[start]

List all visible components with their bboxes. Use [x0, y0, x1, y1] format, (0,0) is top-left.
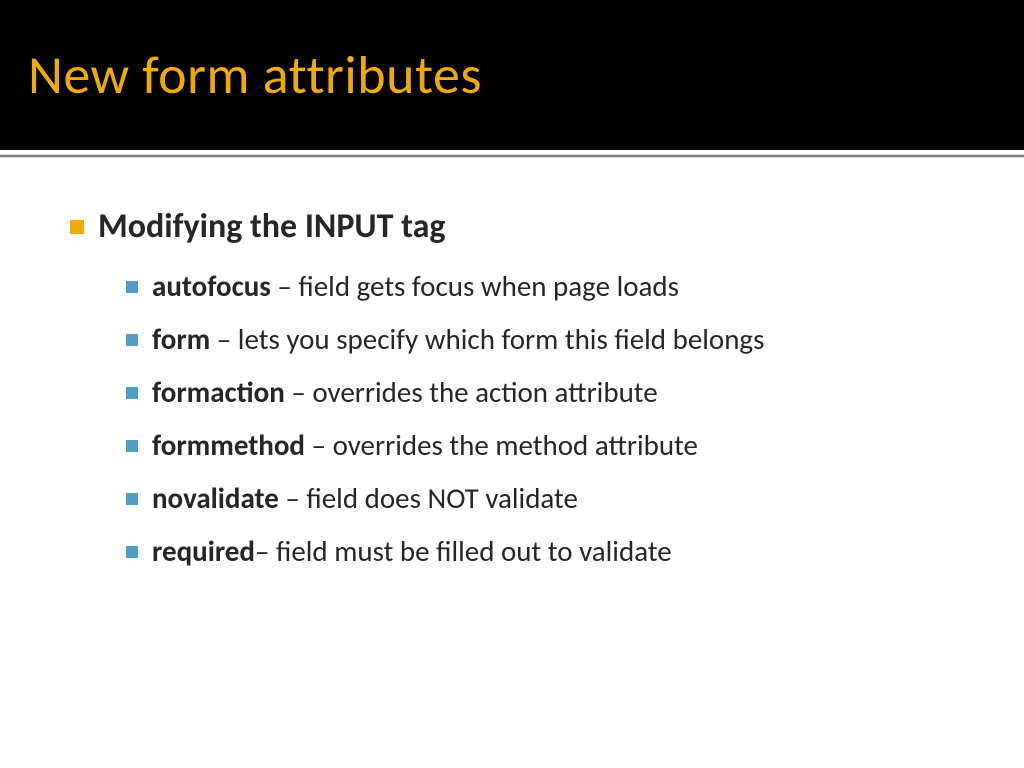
- separator: –: [305, 427, 333, 463]
- separator: –: [279, 480, 307, 516]
- title-bar: New form attributes: [0, 0, 1024, 150]
- list-item: formmethod – overrides the method attrib…: [126, 426, 954, 465]
- term: formmethod: [152, 427, 305, 463]
- separator: –: [210, 321, 238, 357]
- list-item: autofocus – field gets focus when page l…: [126, 267, 954, 306]
- slide-title: New form attributes: [0, 42, 482, 108]
- separator: –: [255, 533, 276, 569]
- list-item: required– field must be filled out to va…: [126, 532, 954, 571]
- list-text: autofocus – field gets focus when page l…: [152, 267, 679, 306]
- list-text: formmethod – overrides the method attrib…: [152, 426, 698, 465]
- description: lets you specify which form this field b…: [238, 321, 765, 357]
- term: formaction: [152, 374, 285, 410]
- square-bullet-icon: [126, 493, 138, 505]
- list-item: formaction – overrides the action attrib…: [126, 373, 954, 412]
- list-text: form – lets you specify which form this …: [152, 320, 764, 359]
- term: novalidate: [152, 480, 279, 516]
- list-item: form – lets you specify which form this …: [126, 320, 954, 359]
- slide-body: Modifying the INPUT tag autofocus – fiel…: [0, 158, 1024, 571]
- square-bullet-icon: [126, 281, 138, 293]
- list-text: formaction – overrides the action attrib…: [152, 373, 658, 412]
- term: form: [152, 321, 210, 357]
- term: autofocus: [152, 268, 271, 304]
- description: field must be filled out to validate: [276, 533, 672, 569]
- square-bullet-icon: [126, 546, 138, 558]
- description: overrides the action attribute: [312, 374, 657, 410]
- separator: –: [271, 268, 299, 304]
- separator: –: [285, 374, 313, 410]
- slide: New form attributes Modifying the INPUT …: [0, 0, 1024, 768]
- list-heading: Modifying the INPUT tag: [98, 206, 446, 249]
- square-bullet-icon: [126, 387, 138, 399]
- description: overrides the method attribute: [333, 427, 698, 463]
- list-item: Modifying the INPUT tag: [70, 206, 954, 249]
- square-bullet-icon: [126, 334, 138, 346]
- description: field gets focus when page loads: [298, 268, 679, 304]
- square-bullet-icon: [126, 440, 138, 452]
- list-text: required– field must be filled out to va…: [152, 532, 672, 571]
- square-bullet-icon: [70, 220, 84, 234]
- list-text: novalidate – field does NOT validate: [152, 479, 578, 518]
- description: field does NOT validate: [306, 480, 577, 516]
- term: required: [152, 533, 255, 569]
- list-item: novalidate – field does NOT validate: [126, 479, 954, 518]
- sub-list: autofocus – field gets focus when page l…: [70, 267, 954, 572]
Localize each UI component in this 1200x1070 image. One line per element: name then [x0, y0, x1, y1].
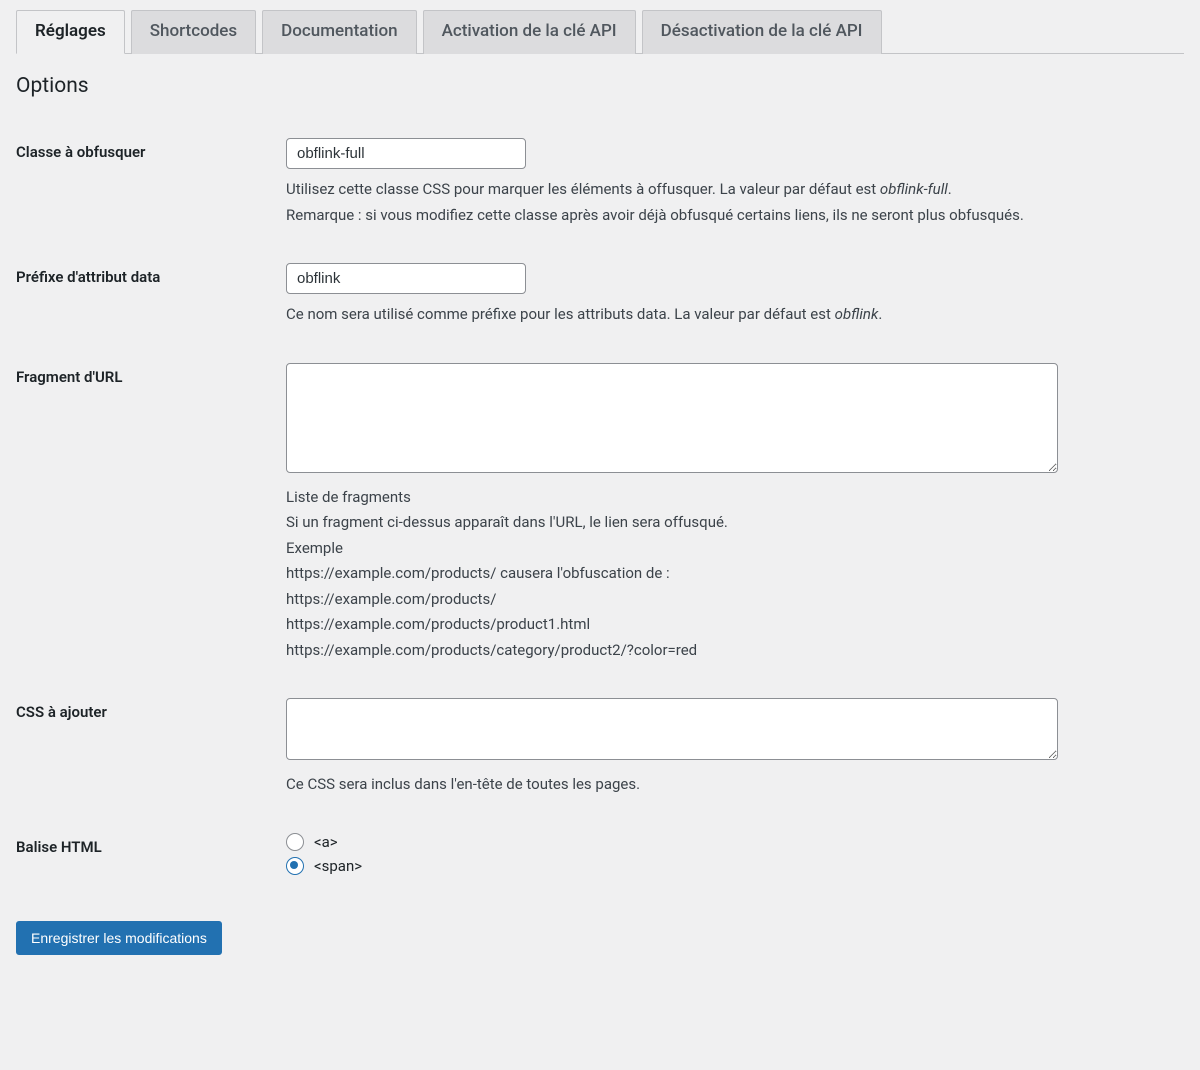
tab-reglages[interactable]: Réglages	[16, 10, 125, 54]
desc-css-add: Ce CSS sera inclus dans l'en-tête de tou…	[286, 772, 1174, 798]
radio-label-span: <span>	[314, 857, 362, 875]
tab-shortcodes[interactable]: Shortcodes	[131, 10, 256, 54]
tab-desactivation-api[interactable]: Désactivation de la clé API	[642, 10, 882, 54]
desc-url-fragment: Liste de fragments Si un fragment ci-des…	[286, 485, 1174, 664]
textarea-css-add[interactable]	[286, 698, 1058, 760]
tab-bar: Réglages Shortcodes Documentation Activa…	[16, 10, 1184, 54]
textarea-url-fragment[interactable]	[286, 363, 1058, 473]
desc-data-prefix: Ce nom sera utilisé comme préfixe pour l…	[286, 302, 1174, 328]
section-title: Options	[16, 74, 1184, 98]
input-class-obfuscate[interactable]	[286, 138, 526, 169]
radio-label-a: <a>	[314, 833, 338, 851]
save-button[interactable]: Enregistrer les modifications	[16, 921, 222, 955]
tab-activation-api[interactable]: Activation de la clé API	[423, 10, 636, 54]
radio-html-tag-span[interactable]	[286, 857, 304, 875]
label-css-add: CSS à ajouter	[16, 683, 286, 818]
desc-class-obfuscate: Utilisez cette classe CSS pour marquer l…	[286, 177, 1174, 228]
radio-html-tag-a[interactable]	[286, 833, 304, 851]
tab-documentation[interactable]: Documentation	[262, 10, 416, 54]
input-data-prefix[interactable]	[286, 263, 526, 294]
options-form-table: Classe à obfusquer Utilisez cette classe…	[16, 123, 1184, 901]
label-data-prefix: Préfixe d'attribut data	[16, 248, 286, 348]
label-class-obfuscate: Classe à obfusquer	[16, 123, 286, 248]
label-url-fragment: Fragment d'URL	[16, 348, 286, 684]
label-html-tag: Balise HTML	[16, 818, 286, 901]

[end]

# DIRECTION
Lay out as a numbered list the lines of the listing starting at the line containing "- separator: –: [305, 427, 333, 463]" and ending at the line containing "- square-bullet-icon: [126, 493, 138, 505]", skipping blank lines.

# SOLUTION TO THIS EXERCISE
1. - separator: –: [305, 427, 333, 463]
2. - separator: –: [279, 480, 307, 516]
3. - title-bar: New form attributes: [0, 0, 1024, 150]
4. - list-item: formmethod – overrides the method attrib…: [126, 426, 954, 465]
5. - term: formmethod: [152, 427, 305, 463]
6. - separator: –: [210, 321, 238, 357]
7. - list-item: autofocus – field gets focus when page l…: [126, 267, 954, 306]
8. - slide-title: New form attributes: [0, 42, 482, 108]
9. - separator: –: [255, 533, 276, 569]
10. - list-item: required– field must be filled out to va…: [126, 532, 954, 571]
11. - list-text: autofocus – field gets focus when page l…: [152, 267, 679, 306]
12. - list-text: formmethod – overrides the method attrib…: [152, 426, 698, 465]
13. - description: lets you specify which form this field b…: [238, 321, 765, 357]
14. - term: formaction: [152, 374, 285, 410]
15. - square-bullet-icon: [126, 493, 138, 505]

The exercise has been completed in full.